The problem
Write down every entry below once more, exactly.

** start of Material for this exercise **

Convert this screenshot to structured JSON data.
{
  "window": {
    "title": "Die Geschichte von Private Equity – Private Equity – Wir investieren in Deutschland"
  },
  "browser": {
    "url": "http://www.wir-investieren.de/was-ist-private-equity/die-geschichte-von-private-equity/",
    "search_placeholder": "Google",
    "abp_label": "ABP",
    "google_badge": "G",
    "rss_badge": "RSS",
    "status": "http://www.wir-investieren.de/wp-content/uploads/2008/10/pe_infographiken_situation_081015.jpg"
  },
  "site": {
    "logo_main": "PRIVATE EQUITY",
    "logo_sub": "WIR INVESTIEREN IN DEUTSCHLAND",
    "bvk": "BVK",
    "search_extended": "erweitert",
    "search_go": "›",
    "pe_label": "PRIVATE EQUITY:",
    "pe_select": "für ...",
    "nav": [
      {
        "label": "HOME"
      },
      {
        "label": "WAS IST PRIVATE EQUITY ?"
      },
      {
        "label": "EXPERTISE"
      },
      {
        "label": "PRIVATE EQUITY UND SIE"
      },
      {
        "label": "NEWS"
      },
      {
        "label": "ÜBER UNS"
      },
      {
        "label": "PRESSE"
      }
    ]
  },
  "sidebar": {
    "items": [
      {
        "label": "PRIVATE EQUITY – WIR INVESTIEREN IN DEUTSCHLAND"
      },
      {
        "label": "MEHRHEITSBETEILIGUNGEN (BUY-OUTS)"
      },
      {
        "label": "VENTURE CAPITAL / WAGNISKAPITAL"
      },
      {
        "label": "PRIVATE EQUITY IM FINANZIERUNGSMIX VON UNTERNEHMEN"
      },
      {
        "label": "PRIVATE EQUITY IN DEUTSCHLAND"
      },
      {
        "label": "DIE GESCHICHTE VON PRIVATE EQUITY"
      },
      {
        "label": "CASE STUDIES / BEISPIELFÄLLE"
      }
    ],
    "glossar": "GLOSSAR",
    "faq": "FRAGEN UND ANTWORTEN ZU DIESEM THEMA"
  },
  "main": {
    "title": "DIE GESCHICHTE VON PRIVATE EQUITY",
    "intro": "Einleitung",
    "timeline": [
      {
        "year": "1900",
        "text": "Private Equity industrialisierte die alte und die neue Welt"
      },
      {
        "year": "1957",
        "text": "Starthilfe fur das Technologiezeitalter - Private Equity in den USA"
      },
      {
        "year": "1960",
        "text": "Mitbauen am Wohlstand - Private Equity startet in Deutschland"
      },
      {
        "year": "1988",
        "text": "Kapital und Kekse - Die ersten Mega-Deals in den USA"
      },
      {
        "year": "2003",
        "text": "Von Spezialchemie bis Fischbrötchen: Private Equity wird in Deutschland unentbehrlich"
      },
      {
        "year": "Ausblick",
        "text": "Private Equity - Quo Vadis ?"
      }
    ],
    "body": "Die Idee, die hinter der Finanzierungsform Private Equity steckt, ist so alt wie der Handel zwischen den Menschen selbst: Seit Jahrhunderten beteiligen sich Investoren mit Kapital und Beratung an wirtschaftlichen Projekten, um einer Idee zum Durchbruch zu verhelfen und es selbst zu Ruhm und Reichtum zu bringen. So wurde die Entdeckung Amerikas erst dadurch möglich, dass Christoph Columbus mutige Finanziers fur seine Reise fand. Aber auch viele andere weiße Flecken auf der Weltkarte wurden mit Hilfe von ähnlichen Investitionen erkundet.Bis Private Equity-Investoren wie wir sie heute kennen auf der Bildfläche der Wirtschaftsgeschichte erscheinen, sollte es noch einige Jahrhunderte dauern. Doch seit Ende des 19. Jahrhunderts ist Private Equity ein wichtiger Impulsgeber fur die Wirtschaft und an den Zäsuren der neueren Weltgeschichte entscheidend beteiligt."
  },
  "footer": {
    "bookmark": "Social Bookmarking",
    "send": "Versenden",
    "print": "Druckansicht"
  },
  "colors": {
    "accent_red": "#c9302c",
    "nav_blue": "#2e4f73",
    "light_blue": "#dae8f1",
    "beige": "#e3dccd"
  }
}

** end of Material for this exercise **

Exercise result
Convert this screenshot to structured JSON data.
{
  "window": {
    "title": "Die Geschichte von Private Equity – Private Equity – Wir investieren in Deutschland"
  },
  "browser": {
    "url": "http://www.wir-investieren.de/was-ist-private-equity/die-geschichte-von-private-equity/",
    "search_placeholder": "Google",
    "abp_label": "ABP",
    "google_badge": "G",
    "rss_badge": "RSS",
    "status": "http://www.wir-investieren.de/wp-content/uploads/2008/10/pe_infographiken_situation_081015.jpg"
  },
  "site": {
    "logo_main": "PRIVATE EQUITY",
    "logo_sub": "WIR INVESTIEREN IN DEUTSCHLAND",
    "bvk": "BVK",
    "search_extended": "erweitert",
    "search_go": "›",
    "pe_label": "PRIVATE EQUITY:",
    "pe_select": "für ...",
    "nav": [
      {
        "label": "HOME"
      },
      {
        "label": "WAS IST PRIVATE EQUITY ?"
      },
      {
        "label": "EXPERTISE"
      },
      {
        "label": "PRIVATE EQUITY UND SIE"
      },
      {
        "label": "NEWS"
      },
      {
        "label": "ÜBER UNS"
      },
      {
        "label": "PRESSE"
      }
    ]
  },
  "sidebar": {
    "items": [
      {
        "label": "PRIVATE EQUITY – WIR INVESTIEREN IN DEUTSCHLAND"
      },
      {
        "label": "MEHRHEITSBETEILIGUNGEN (BUY-OUTS)"
      },
      {
        "label": "VENTURE CAPITAL / WAGNISKAPITAL"
      },
      {
        "label": "PRIVATE EQUITY IM FINANZIERUNGSMIX VON UNTERNEHMEN"
      },
      {
        "label": "PRIVATE EQUITY IN DEUTSCHLAND"
      },
      {
        "label": "DIE GESCHICHTE VON PRIVATE EQUITY"
      },
      {
        "label": "CASE STUDIES / BEISPIELFÄLLE"
      }
    ],
    "glossar": "GLOSSAR",
    "faq": "FRAGEN UND ANTWORTEN ZU DIESEM THEMA"
  },
  "main": {
    "title": "DIE GESCHICHTE VON PRIVATE EQUITY",
    "intro": "Einleitung",
    "timeline": [
      {
        "year": "1900",
        "text": "Private Equity industrialisierte die alte und die neue Welt"
      },
      {
        "year": "1957",
        "text": "Starthilfe fur das Technologiezeitalter - Private Equity in den USA"
      },
      {
        "year": "1960",
        "text": "Mitbauen am Wohlstand - Private Equity startet in Deutschland"
      },
      {
        "year": "1988",
        "text": "Kapital und Kekse - Die ersten Mega-Deals in den USA"
      },
      {
        "year": "2003",
        "text": "Von Spezialchemie bis Fischbrötchen: Private Equity wird in Deutschland unentbehrlich"
      },
      {
        "year": "Ausblick",
        "text": "Private Equity - Quo Vadis ?"
      }
    ],
    "body": "Die Idee, die hinter der Finanzierungsform Private Equity steckt, ist so alt wie der Handel zwischen den Menschen selbst: Seit Jahrhunderten beteiligen sich Investoren mit Kapital und Beratung an wirtschaftlichen Projekten, um einer Idee zum Durchbruch zu verhelfen und es selbst zu Ruhm und Reichtum zu bringen. So wurde die Entdeckung Amerikas erst dadurch möglich, dass Christoph Columbus mutige Finanziers fur seine Reise fand. Aber auch viele andere weiße Flecken auf der Weltkarte wurden mit Hilfe von ähnlichen Investitionen erkundet.Bis Private Equity-Investoren wie wir sie heute kennen auf der Bildfläche der Wirtschaftsgeschichte erscheinen, sollte es noch einige Jahrhunderte dauern. Doch seit Ende des 19. Jahrhunderts ist Private Equity ein wichtiger Impulsgeber fur die Wirtschaft und an den Zäsuren der neueren Weltgeschichte entscheidend beteiligt."
  },
  "footer": {
    "bookmark": "Social Bookmarking",
    "send": "Versenden",
    "print": "Druckansicht"
  },
  "colors": {
    "accent_red": "#c9302c",
    "nav_blue": "#2e4f73",
    "light_blue": "#dae8f1",
    "beige": "#e3dccd"
  }
}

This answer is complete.